• **Task**: Provide only the number of lines where "Details" occurs.

=-=-=

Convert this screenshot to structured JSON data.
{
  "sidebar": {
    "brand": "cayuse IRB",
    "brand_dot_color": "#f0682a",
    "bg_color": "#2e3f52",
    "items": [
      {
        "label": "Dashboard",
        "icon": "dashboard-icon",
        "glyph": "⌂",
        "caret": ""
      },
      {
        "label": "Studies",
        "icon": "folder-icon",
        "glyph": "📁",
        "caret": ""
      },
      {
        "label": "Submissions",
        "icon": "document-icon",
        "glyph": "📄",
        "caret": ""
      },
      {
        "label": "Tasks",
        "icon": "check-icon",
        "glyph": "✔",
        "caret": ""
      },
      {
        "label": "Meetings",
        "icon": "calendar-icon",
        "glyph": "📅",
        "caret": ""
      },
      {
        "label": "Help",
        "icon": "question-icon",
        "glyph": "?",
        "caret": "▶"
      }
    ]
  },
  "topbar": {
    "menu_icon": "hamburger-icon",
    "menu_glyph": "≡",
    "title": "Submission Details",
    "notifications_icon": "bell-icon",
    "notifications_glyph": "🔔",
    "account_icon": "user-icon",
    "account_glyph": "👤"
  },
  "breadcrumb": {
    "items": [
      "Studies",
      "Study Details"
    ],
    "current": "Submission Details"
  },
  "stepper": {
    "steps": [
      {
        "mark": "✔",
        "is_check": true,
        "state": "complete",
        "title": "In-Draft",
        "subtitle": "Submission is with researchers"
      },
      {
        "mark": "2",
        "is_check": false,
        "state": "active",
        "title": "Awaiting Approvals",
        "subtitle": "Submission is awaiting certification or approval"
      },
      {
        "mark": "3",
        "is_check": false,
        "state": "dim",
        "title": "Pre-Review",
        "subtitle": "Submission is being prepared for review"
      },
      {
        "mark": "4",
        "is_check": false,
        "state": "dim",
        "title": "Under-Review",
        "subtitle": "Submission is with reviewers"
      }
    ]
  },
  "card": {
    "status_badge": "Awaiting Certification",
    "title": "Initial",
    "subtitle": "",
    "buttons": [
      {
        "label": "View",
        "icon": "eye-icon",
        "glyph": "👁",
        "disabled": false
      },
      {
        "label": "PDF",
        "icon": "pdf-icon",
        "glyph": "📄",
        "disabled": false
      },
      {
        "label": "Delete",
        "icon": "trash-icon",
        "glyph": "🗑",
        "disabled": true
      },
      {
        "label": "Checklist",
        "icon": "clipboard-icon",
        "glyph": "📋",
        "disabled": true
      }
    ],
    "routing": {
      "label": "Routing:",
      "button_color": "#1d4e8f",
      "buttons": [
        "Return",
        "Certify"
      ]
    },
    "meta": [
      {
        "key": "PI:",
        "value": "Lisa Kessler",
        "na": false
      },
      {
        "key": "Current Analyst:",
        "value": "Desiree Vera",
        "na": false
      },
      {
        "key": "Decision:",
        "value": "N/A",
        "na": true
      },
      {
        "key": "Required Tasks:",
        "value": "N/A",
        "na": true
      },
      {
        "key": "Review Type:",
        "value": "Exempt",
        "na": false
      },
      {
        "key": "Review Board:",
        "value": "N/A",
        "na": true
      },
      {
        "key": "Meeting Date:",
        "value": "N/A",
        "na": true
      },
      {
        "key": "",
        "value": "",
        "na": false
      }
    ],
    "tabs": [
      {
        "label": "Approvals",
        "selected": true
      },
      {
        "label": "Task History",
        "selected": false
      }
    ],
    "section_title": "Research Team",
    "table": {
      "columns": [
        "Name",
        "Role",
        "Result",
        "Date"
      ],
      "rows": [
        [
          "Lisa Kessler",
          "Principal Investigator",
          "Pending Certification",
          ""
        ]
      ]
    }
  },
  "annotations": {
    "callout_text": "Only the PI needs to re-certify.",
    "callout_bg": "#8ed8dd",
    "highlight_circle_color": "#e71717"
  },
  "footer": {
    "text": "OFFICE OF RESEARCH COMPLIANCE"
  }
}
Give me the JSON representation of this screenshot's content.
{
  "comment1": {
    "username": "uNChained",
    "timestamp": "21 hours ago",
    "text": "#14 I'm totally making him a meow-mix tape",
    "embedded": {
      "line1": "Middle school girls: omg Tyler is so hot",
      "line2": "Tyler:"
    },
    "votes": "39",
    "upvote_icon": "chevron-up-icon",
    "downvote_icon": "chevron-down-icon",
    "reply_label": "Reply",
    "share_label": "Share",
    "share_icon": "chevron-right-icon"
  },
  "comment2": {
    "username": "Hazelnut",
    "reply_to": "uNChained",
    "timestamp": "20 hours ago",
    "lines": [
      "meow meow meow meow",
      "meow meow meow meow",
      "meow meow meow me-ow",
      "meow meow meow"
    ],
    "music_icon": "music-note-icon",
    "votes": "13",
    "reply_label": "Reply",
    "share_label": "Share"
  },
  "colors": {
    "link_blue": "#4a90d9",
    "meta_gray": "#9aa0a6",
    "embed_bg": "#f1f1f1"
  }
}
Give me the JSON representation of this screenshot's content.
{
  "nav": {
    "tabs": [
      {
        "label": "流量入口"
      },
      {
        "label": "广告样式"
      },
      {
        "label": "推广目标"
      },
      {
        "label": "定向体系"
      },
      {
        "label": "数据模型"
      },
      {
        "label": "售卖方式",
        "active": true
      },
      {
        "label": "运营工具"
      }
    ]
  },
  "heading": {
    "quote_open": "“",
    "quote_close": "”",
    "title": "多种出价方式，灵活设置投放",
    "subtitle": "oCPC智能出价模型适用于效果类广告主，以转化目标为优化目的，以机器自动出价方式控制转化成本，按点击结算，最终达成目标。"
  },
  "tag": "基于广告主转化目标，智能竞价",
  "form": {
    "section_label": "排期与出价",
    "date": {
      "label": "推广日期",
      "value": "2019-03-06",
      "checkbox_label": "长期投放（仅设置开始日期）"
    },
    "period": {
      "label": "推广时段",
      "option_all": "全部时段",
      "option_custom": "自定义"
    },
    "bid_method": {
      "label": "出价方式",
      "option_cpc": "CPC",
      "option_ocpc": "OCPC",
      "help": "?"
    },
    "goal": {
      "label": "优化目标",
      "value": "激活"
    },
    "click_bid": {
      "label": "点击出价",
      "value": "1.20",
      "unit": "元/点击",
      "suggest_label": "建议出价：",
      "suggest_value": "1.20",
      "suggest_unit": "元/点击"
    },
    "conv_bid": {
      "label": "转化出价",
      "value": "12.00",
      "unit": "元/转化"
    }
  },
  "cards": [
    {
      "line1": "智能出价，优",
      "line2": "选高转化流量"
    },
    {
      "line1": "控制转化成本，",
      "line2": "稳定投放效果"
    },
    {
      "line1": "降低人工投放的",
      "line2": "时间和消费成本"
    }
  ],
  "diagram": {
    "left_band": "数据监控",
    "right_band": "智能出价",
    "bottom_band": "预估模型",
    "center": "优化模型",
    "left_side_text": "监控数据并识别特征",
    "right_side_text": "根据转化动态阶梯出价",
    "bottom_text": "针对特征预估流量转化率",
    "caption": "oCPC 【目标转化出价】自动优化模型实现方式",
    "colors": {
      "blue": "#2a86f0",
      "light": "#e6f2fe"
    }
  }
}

=-=-=

• **Solution for this problem**: 3